Records to process
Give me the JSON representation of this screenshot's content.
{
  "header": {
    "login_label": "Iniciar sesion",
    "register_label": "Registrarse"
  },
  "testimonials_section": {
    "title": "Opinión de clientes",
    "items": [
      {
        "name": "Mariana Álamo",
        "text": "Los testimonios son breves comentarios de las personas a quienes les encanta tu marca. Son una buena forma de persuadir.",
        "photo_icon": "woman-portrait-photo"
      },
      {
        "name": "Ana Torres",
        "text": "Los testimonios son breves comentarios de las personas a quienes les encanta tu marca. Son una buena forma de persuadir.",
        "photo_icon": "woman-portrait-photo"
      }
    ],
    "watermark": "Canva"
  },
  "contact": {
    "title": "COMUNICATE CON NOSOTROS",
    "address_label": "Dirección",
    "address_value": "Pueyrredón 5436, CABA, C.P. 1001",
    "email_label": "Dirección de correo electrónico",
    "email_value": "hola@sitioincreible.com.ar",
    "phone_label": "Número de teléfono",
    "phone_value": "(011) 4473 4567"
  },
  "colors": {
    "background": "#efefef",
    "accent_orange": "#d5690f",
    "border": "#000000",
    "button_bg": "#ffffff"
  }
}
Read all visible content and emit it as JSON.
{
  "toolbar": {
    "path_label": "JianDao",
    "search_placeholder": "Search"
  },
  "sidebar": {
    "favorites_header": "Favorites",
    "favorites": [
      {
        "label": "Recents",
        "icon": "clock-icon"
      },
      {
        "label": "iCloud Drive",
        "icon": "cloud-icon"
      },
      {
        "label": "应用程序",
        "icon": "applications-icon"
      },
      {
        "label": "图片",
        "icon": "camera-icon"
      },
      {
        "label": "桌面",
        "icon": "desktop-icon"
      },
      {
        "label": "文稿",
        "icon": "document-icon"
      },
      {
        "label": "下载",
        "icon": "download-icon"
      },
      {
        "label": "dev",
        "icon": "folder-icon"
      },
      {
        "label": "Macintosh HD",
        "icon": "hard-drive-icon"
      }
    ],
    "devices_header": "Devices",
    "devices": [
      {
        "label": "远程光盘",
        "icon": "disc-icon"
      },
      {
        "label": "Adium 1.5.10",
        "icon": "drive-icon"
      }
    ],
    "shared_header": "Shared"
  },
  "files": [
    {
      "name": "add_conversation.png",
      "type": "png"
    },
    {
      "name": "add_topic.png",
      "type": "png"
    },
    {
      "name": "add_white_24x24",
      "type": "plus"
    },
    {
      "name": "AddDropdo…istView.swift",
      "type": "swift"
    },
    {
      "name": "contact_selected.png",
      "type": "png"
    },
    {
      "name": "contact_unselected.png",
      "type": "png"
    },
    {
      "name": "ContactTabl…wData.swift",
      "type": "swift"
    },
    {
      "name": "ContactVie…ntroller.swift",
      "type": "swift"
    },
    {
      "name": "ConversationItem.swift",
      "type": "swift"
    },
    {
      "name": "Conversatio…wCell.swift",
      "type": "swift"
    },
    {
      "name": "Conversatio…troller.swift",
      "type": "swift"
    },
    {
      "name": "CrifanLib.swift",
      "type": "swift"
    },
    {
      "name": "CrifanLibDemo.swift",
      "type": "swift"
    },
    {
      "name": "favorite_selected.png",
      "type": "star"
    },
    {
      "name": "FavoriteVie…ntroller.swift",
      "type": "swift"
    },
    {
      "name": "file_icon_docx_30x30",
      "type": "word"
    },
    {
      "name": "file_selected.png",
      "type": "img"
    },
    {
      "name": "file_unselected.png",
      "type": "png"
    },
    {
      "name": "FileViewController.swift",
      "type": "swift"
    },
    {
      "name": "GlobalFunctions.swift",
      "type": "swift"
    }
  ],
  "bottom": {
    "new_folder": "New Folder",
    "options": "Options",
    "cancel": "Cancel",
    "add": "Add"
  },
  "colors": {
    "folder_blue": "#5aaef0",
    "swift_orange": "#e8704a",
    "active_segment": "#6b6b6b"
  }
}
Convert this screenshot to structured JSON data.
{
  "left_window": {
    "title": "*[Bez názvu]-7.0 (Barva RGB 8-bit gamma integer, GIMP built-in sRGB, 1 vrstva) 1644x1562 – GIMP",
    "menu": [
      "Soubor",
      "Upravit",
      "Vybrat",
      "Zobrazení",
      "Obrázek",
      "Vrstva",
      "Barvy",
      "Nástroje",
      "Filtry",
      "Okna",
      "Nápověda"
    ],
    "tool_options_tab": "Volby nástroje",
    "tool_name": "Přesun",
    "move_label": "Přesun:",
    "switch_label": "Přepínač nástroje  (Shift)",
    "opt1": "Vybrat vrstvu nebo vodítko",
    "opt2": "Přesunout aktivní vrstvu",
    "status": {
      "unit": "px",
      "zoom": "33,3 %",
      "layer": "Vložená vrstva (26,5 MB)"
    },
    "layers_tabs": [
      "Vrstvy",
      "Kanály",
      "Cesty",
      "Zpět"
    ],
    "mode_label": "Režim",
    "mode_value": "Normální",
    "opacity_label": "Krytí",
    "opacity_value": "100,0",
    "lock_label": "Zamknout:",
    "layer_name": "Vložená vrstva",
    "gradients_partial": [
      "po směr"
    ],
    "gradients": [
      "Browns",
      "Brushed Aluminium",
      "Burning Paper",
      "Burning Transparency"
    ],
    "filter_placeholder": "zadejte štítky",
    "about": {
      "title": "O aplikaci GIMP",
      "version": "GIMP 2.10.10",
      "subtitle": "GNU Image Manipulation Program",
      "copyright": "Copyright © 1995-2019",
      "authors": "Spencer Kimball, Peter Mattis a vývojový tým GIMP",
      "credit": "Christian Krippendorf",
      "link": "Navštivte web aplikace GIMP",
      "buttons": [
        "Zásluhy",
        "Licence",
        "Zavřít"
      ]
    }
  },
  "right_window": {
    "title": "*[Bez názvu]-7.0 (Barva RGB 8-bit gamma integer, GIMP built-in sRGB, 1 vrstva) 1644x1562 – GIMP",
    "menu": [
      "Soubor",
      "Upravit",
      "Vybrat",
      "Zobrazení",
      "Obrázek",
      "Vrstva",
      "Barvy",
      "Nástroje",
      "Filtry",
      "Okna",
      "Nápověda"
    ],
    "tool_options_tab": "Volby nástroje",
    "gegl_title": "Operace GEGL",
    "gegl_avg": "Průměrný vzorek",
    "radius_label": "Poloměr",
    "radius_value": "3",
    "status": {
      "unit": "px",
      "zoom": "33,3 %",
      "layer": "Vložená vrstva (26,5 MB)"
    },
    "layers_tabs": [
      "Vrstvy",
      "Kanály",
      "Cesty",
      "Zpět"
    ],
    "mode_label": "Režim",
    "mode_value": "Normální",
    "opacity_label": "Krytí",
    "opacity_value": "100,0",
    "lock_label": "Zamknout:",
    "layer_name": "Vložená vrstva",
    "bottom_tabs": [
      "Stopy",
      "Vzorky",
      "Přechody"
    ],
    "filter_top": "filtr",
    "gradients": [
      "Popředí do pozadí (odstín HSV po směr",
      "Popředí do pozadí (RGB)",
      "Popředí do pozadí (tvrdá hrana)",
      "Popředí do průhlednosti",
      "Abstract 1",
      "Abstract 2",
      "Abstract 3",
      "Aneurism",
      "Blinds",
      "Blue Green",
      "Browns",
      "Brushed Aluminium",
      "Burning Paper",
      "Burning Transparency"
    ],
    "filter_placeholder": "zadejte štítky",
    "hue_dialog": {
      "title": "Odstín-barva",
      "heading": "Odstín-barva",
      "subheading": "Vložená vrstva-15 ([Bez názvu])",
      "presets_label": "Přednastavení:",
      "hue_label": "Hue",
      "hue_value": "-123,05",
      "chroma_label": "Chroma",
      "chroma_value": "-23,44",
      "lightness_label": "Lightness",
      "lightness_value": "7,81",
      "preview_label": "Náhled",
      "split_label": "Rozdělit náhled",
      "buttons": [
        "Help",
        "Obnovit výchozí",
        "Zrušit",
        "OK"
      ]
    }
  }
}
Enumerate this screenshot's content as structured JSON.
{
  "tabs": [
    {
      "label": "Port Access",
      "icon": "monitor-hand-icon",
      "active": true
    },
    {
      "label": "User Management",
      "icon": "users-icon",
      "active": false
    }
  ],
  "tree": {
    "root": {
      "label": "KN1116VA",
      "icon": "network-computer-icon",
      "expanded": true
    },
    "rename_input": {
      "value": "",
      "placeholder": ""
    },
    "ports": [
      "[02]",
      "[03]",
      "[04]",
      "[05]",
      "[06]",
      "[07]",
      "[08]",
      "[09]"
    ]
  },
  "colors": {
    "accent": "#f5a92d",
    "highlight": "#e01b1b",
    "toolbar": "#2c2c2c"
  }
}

Your goal
Starting from the line with "Enumerate this screenshot's" and ending with the final line of the data, quote every line exactly, both ends included.

Task solution
Enumerate this screenshot's content as structured JSON.
{
  "tabs": [
    {
      "label": "Port Access",
      "icon": "monitor-hand-icon",
      "active": true
    },
    {
      "label": "User Management",
      "icon": "users-icon",
      "active": false
    }
  ],
  "tree": {
    "root": {
      "label": "KN1116VA",
      "icon": "network-computer-icon",
      "expanded": true
    },
    "rename_input": {
      "value": "",
      "placeholder": ""
    },
    "ports": [
      "[02]",
      "[03]",
      "[04]",
      "[05]",
      "[06]",
      "[07]",
      "[08]",
      "[09]"
    ]
  },
  "colors": {
    "accent": "#f5a92d",
    "highlight": "#e01b1b",
    "toolbar": "#2c2c2c"
  }
}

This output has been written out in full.